### WHAT YOU NEED TO DO
Return all lines below containing the word "when".

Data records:
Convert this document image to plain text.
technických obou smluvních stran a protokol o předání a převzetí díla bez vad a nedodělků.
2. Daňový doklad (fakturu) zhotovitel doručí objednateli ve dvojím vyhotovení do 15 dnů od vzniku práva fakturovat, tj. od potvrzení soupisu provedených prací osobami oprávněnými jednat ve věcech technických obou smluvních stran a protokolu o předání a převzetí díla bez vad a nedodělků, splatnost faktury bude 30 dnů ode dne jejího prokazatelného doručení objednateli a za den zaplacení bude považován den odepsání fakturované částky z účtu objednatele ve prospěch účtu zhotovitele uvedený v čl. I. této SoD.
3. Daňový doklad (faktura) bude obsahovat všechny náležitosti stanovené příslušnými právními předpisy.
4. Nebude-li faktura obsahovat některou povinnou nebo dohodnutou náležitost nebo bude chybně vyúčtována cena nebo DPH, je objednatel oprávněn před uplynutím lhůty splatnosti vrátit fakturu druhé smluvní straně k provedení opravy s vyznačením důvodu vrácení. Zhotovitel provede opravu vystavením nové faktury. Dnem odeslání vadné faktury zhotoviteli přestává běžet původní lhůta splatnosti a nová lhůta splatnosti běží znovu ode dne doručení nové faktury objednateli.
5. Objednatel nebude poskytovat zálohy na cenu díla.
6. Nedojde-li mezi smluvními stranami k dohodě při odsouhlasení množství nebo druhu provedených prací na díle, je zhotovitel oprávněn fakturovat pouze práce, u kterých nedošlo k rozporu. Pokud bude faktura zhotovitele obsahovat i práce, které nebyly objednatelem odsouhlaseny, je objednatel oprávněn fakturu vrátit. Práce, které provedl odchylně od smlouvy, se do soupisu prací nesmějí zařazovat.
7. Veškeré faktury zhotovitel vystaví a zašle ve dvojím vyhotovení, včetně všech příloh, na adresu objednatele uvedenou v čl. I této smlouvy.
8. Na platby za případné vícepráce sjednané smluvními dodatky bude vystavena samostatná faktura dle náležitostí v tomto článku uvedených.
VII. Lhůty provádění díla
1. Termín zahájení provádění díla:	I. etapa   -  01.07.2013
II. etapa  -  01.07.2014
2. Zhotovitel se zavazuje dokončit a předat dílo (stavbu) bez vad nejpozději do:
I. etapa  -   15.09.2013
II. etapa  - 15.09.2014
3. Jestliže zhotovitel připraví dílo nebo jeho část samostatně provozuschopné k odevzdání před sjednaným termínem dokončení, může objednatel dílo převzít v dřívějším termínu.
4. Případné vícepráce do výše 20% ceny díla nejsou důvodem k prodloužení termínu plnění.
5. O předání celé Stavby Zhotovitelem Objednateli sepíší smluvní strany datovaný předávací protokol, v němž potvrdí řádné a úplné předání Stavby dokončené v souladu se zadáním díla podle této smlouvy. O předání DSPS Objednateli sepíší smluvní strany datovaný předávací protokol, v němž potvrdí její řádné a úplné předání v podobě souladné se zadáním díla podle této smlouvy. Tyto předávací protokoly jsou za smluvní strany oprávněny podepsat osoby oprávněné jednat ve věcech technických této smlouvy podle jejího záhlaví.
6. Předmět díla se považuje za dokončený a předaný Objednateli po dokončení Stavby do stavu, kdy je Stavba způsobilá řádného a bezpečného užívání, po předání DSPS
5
--
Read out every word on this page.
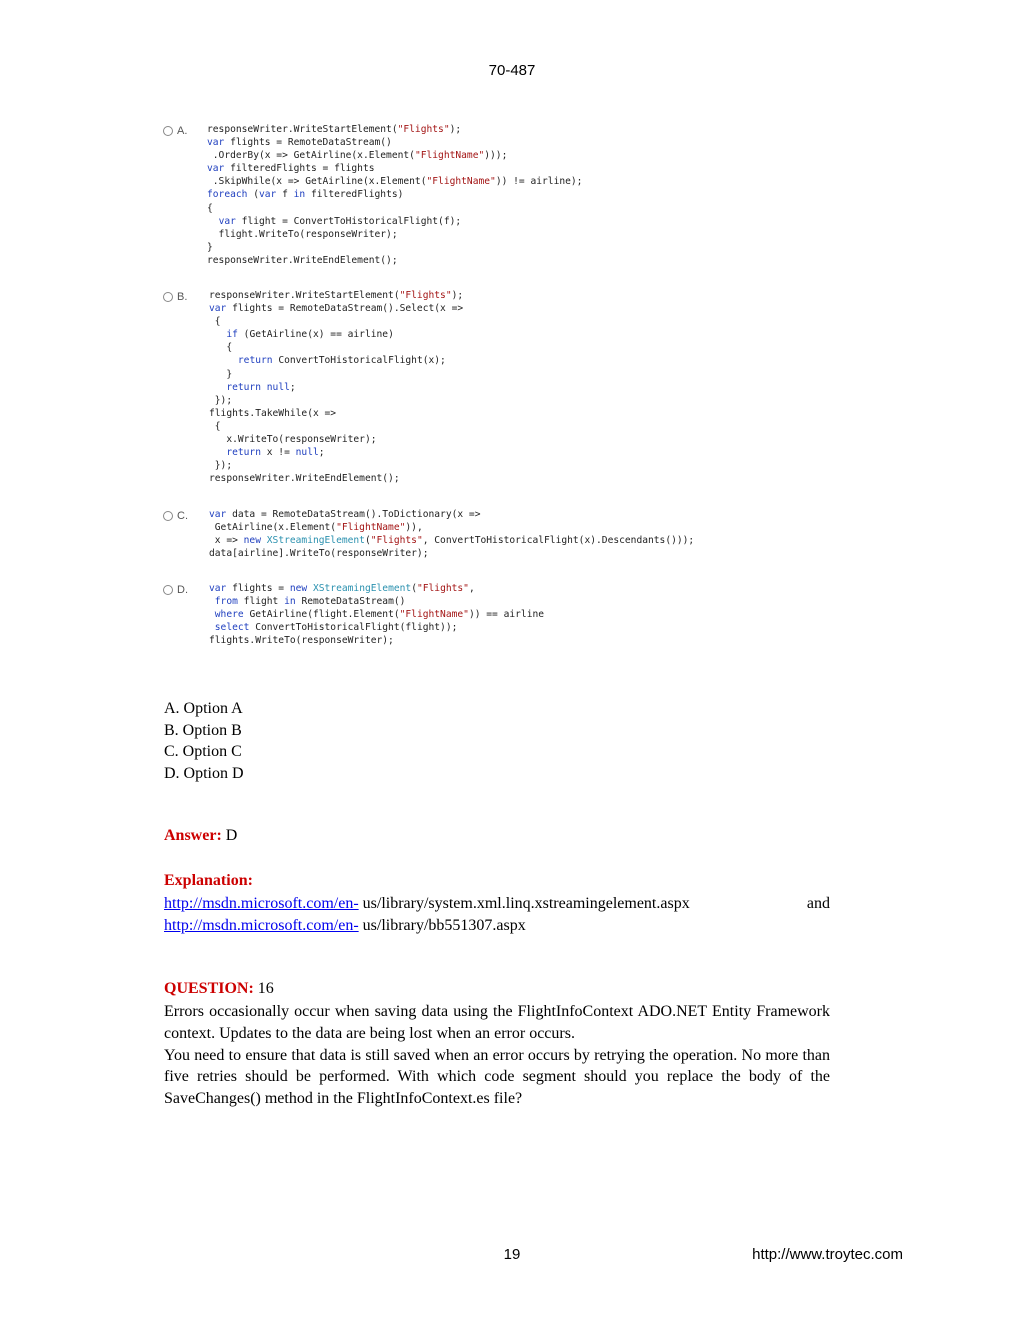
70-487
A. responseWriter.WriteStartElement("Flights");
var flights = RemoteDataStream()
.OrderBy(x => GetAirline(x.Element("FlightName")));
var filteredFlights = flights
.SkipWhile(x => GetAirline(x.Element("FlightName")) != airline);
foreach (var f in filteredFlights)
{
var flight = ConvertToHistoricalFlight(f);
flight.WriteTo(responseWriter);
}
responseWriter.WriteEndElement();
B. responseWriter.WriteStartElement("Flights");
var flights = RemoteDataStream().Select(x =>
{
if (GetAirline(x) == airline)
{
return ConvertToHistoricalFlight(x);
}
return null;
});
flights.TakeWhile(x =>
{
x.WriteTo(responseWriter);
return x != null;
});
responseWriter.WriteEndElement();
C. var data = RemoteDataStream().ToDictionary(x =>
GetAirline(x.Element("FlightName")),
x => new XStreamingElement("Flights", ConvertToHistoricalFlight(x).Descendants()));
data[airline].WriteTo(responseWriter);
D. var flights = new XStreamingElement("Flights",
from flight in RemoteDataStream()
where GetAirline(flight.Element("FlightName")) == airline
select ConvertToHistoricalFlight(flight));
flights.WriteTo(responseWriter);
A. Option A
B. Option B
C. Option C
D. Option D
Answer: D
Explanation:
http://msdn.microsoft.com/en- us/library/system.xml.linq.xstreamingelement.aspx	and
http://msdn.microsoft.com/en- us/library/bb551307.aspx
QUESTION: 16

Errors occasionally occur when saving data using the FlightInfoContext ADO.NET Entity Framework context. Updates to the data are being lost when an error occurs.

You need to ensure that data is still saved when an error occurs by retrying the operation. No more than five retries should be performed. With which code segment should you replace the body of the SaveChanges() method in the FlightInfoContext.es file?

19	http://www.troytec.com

### THE SOLUTION
Errors occasionally occur when saving data using the FlightInfoContext ADO.NET Entity Framework context. Updates to the data are being lost when an error occurs.
You need to ensure that data is still saved when an error occurs by retrying the operation. No more than five retries should be performed. With which code segment should you replace the body of the SaveChanges() method in the FlightInfoContext.es file?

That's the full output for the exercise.